Challenge – Quote the entries word for word, starting at the line that contains "Annotate this image: element" and ending at the line that contains "pdf-icon: PDF <box>8 344 26 364</box>".

Input material –
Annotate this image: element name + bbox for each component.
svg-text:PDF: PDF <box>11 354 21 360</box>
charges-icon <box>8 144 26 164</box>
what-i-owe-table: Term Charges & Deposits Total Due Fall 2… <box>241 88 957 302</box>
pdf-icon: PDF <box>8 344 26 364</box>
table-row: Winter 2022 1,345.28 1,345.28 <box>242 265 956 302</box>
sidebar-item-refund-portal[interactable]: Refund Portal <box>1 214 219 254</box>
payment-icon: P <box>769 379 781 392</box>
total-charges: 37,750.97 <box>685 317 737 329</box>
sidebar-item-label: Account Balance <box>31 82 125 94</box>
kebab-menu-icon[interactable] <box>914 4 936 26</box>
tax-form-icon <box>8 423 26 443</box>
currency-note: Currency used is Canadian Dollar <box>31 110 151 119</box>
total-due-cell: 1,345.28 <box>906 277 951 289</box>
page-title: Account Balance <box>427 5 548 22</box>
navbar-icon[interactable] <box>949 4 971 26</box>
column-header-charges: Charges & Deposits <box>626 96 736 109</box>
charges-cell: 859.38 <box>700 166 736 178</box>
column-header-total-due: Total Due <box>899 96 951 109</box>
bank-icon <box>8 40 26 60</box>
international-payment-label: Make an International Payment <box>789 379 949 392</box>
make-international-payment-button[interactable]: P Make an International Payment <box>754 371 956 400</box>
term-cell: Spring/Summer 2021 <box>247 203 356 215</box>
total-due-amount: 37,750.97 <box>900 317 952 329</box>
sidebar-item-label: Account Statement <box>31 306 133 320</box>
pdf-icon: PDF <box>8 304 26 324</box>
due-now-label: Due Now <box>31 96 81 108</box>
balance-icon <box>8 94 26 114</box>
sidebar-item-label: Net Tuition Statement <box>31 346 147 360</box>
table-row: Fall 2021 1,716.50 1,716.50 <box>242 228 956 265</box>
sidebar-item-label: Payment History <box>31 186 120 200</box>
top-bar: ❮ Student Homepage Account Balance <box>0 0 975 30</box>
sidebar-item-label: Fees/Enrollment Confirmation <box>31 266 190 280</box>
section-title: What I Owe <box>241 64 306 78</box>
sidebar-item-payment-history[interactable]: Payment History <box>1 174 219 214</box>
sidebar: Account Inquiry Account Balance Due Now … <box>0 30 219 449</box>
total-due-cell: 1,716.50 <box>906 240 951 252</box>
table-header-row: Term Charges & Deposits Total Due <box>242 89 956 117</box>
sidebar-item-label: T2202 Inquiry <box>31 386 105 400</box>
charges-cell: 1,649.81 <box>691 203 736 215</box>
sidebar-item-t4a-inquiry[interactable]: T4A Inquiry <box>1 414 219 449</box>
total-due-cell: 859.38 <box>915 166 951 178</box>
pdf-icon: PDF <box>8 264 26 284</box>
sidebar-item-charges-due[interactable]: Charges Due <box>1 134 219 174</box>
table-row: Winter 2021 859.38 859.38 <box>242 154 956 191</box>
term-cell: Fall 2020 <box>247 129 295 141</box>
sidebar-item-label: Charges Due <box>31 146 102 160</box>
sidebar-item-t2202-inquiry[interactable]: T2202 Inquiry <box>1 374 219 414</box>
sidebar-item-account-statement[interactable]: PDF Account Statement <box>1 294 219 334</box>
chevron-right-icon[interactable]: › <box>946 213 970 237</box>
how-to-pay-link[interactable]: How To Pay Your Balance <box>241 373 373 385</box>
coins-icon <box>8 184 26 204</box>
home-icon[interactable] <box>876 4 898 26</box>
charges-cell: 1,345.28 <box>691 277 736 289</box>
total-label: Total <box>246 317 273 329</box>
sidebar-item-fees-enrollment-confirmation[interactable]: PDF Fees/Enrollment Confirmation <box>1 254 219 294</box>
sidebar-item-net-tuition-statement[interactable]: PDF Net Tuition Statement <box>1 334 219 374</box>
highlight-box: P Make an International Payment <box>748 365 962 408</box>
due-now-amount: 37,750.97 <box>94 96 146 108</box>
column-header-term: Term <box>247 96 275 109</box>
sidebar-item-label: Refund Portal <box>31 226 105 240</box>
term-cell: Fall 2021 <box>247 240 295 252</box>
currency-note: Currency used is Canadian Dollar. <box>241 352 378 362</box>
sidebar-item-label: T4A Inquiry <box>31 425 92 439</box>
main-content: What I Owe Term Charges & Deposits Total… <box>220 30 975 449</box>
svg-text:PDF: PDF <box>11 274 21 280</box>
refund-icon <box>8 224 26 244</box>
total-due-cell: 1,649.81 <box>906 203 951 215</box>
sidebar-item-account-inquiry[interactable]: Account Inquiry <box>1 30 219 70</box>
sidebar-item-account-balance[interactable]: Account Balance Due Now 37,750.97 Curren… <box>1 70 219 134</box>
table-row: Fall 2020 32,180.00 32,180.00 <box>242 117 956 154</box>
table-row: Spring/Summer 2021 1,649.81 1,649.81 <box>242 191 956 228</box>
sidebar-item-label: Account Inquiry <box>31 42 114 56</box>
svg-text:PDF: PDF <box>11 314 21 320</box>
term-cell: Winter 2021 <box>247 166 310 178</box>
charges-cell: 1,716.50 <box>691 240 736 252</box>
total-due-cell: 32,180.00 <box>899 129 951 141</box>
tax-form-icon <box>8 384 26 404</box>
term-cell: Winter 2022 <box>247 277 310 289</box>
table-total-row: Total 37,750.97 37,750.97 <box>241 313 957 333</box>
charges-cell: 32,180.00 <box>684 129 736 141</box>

--

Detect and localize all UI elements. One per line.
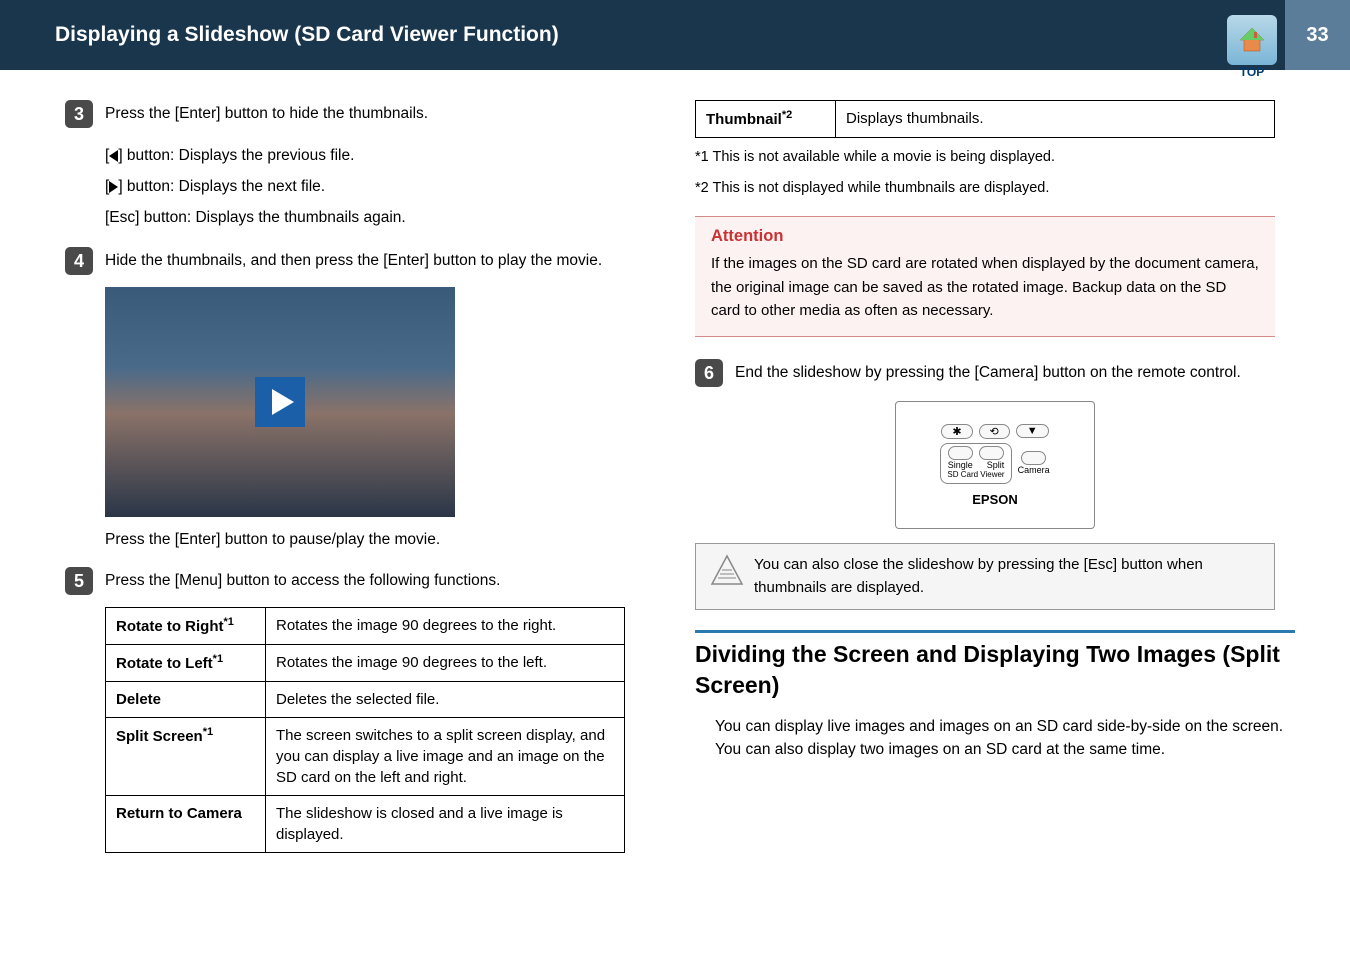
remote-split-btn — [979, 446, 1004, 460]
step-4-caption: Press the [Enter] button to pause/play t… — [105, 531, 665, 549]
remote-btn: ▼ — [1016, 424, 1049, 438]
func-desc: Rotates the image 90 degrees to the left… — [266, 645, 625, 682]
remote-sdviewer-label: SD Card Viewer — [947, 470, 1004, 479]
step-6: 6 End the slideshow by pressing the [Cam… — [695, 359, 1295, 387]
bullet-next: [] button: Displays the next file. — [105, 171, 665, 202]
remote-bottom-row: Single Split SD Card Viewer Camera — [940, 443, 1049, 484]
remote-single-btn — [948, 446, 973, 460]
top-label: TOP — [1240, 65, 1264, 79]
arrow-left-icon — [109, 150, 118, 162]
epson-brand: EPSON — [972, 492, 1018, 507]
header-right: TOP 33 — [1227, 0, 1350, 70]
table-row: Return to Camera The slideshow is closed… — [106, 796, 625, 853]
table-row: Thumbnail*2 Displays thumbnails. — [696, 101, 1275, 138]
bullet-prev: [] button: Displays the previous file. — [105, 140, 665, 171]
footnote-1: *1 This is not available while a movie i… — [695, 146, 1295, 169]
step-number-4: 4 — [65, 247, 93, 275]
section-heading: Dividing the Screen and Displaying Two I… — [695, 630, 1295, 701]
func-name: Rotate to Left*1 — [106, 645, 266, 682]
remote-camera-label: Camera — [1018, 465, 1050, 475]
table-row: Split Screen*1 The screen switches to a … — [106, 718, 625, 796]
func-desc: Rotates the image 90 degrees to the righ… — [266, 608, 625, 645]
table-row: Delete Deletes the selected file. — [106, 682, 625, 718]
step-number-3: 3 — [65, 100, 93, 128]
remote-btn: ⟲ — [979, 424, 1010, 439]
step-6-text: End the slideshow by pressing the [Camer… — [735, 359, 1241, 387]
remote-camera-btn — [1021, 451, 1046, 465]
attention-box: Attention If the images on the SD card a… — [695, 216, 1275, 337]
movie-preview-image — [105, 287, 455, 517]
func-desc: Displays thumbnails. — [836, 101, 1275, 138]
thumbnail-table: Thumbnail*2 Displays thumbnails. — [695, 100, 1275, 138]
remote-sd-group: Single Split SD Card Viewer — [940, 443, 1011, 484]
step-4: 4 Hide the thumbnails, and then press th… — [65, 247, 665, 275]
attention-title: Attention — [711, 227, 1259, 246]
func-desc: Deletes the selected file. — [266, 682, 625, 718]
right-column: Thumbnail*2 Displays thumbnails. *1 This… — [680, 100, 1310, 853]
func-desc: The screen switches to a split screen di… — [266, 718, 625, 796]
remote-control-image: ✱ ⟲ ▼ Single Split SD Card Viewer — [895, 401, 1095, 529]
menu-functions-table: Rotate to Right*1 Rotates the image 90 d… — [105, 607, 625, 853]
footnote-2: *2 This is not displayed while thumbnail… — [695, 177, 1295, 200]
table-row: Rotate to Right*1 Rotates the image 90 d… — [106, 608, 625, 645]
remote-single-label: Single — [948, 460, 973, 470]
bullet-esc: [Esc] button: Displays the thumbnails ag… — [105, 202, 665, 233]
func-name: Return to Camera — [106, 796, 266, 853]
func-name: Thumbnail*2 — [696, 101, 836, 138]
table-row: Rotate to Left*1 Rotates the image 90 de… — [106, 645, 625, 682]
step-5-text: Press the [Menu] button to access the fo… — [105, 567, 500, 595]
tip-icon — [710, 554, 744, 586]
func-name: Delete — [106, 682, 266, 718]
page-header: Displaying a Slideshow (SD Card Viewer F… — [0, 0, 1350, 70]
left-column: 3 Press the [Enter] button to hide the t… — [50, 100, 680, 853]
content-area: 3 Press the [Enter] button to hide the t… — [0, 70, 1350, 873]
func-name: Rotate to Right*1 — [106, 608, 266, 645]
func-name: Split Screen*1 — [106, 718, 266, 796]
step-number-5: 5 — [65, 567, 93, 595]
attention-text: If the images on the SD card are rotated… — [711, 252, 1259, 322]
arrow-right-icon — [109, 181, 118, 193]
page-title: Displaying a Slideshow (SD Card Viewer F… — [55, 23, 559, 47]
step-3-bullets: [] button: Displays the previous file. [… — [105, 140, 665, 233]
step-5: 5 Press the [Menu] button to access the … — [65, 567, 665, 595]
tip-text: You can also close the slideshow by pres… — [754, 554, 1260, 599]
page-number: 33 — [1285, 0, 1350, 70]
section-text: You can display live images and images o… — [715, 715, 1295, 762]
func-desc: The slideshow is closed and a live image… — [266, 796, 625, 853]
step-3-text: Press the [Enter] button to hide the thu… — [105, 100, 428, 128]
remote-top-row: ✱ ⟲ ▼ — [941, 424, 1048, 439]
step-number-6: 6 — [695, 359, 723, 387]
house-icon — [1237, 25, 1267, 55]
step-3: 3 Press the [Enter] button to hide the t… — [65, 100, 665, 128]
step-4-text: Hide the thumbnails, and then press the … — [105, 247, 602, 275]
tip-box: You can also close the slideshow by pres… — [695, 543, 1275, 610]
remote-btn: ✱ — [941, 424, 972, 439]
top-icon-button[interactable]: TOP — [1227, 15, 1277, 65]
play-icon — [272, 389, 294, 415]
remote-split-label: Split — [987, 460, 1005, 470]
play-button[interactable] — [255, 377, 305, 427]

Answer below –
Annotate this image: element name + bbox for each component.
svg-text:PDF: PDF <box>11 354 21 360</box>
charges-icon <box>8 144 26 164</box>
what-i-owe-table: Term Charges & Deposits Total Due Fall 2… <box>241 88 957 302</box>
pdf-icon: PDF <box>8 344 26 364</box>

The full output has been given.